**To do:** Write out all the lines again, precisely as they stand, but without the images.

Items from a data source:
◆ ◆ ◆
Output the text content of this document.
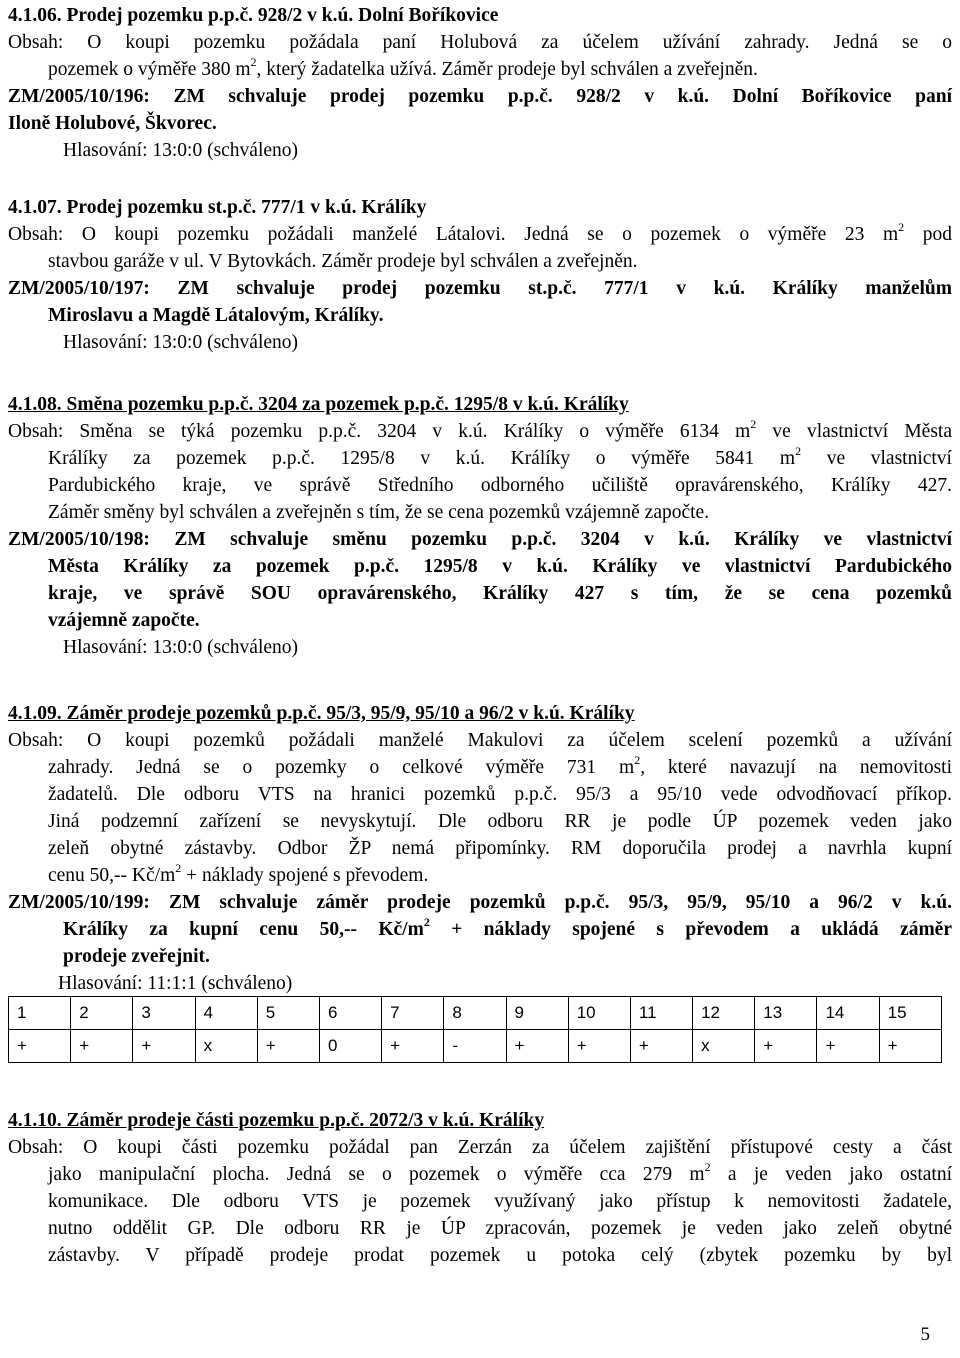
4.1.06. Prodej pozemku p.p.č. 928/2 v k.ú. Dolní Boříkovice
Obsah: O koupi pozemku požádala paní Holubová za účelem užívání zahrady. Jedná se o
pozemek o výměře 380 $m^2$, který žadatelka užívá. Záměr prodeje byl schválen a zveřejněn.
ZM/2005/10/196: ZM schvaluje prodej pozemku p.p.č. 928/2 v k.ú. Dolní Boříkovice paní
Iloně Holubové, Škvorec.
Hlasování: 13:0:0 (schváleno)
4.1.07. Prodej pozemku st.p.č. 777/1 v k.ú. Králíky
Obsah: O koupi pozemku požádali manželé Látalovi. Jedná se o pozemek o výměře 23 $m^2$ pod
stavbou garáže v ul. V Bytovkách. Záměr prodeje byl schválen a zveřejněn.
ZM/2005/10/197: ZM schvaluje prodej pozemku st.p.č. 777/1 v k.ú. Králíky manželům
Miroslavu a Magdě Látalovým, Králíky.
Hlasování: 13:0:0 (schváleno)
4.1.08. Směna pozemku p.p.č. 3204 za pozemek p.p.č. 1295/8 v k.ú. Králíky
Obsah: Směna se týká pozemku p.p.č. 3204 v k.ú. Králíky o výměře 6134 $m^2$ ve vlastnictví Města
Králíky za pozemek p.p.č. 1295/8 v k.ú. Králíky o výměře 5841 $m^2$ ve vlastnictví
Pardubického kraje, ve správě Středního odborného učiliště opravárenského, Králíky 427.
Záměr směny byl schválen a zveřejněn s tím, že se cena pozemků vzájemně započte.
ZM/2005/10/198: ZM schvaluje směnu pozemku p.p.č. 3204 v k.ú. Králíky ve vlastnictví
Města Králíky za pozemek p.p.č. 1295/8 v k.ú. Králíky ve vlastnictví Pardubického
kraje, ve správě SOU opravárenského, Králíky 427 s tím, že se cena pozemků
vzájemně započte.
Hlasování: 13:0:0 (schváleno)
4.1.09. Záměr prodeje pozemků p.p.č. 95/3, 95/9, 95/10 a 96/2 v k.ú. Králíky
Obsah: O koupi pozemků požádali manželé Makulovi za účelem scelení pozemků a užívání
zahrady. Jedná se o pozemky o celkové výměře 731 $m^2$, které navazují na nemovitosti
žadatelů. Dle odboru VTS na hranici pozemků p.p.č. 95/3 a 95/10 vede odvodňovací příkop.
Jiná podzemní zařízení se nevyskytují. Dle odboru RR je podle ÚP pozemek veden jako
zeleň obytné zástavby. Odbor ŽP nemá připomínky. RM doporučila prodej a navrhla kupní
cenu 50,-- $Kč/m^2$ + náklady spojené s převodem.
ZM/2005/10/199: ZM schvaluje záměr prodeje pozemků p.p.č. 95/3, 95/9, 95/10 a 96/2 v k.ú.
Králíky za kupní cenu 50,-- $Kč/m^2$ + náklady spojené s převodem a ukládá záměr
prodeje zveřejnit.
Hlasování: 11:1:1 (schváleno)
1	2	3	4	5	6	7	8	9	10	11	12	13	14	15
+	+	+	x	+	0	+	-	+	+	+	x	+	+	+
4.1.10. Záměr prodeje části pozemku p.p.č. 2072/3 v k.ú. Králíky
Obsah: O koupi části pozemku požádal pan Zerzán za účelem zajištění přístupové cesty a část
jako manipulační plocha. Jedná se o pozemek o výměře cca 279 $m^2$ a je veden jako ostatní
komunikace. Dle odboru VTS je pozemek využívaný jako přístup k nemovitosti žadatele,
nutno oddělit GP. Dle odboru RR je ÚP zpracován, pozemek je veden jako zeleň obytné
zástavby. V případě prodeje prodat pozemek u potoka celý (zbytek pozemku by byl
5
◆ ◆ ◆
**Response below:**
Output the text content of this document.
4.1.06. Prodej pozemku p.p.č. 928/2 v k.ú. Dolní Boříkovice
Obsah: O koupi pozemku požádala paní Holubová za účelem užívání zahrady. Jedná se o
pozemek o výměře 380 $m^2$, který žadatelka užívá. Záměr prodeje byl schválen a zveřejněn.
ZM/2005/10/196: ZM schvaluje prodej pozemku p.p.č. 928/2 v k.ú. Dolní Boříkovice paní
Iloně Holubové, Škvorec.
Hlasování: 13:0:0 (schváleno)
4.1.07. Prodej pozemku st.p.č. 777/1 v k.ú. Králíky
Obsah: O koupi pozemku požádali manželé Látalovi. Jedná se o pozemek o výměře 23 $m^2$ pod
stavbou garáže v ul. V Bytovkách. Záměr prodeje byl schválen a zveřejněn.
ZM/2005/10/197: ZM schvaluje prodej pozemku st.p.č. 777/1 v k.ú. Králíky manželům
Miroslavu a Magdě Látalovým, Králíky.
Hlasování: 13:0:0 (schváleno)
4.1.08. Směna pozemku p.p.č. 3204 za pozemek p.p.č. 1295/8 v k.ú. Králíky
Obsah: Směna se týká pozemku p.p.č. 3204 v k.ú. Králíky o výměře 6134 $m^2$ ve vlastnictví Města
Králíky za pozemek p.p.č. 1295/8 v k.ú. Králíky o výměře 5841 $m^2$ ve vlastnictví
Pardubického kraje, ve správě Středního odborného učiliště opravárenského, Králíky 427.
Záměr směny byl schválen a zveřejněn s tím, že se cena pozemků vzájemně započte.
ZM/2005/10/198: ZM schvaluje směnu pozemku p.p.č. 3204 v k.ú. Králíky ve vlastnictví
Města Králíky za pozemek p.p.č. 1295/8 v k.ú. Králíky ve vlastnictví Pardubického
kraje, ve správě SOU opravárenského, Králíky 427 s tím, že se cena pozemků
vzájemně započte.
Hlasování: 13:0:0 (schváleno)
4.1.09. Záměr prodeje pozemků p.p.č. 95/3, 95/9, 95/10 a 96/2 v k.ú. Králíky
Obsah: O koupi pozemků požádali manželé Makulovi za účelem scelení pozemků a užívání
zahrady. Jedná se o pozemky o celkové výměře 731 $m^2$, které navazují na nemovitosti
žadatelů. Dle odboru VTS na hranici pozemků p.p.č. 95/3 a 95/10 vede odvodňovací příkop.
Jiná podzemní zařízení se nevyskytují. Dle odboru RR je podle ÚP pozemek veden jako
zeleň obytné zástavby. Odbor ŽP nemá připomínky. RM doporučila prodej a navrhla kupní
cenu 50,-- $Kč/m^2$ + náklady spojené s převodem.
ZM/2005/10/199: ZM schvaluje záměr prodeje pozemků p.p.č. 95/3, 95/9, 95/10 a 96/2 v k.ú.
Králíky za kupní cenu 50,-- $Kč/m^2$ + náklady spojené s převodem a ukládá záměr
prodeje zveřejnit.
Hlasování: 11:1:1 (schváleno)
1	2	3	4	5	6	7	8	9	10	11	12	13	14	15
+	+	+	x	+	0	+	-	+	+	+	x	+	+	+
4.1.10. Záměr prodeje části pozemku p.p.č. 2072/3 v k.ú. Králíky
Obsah: O koupi části pozemku požádal pan Zerzán za účelem zajištění přístupové cesty a část
jako manipulační plocha. Jedná se o pozemek o výměře cca 279 $m^2$ a je veden jako ostatní
komunikace. Dle odboru VTS je pozemek využívaný jako přístup k nemovitosti žadatele,
nutno oddělit GP. Dle odboru RR je ÚP zpracován, pozemek je veden jako zeleň obytné
zástavby. V případě prodeje prodat pozemek u potoka celý (zbytek pozemku by byl
5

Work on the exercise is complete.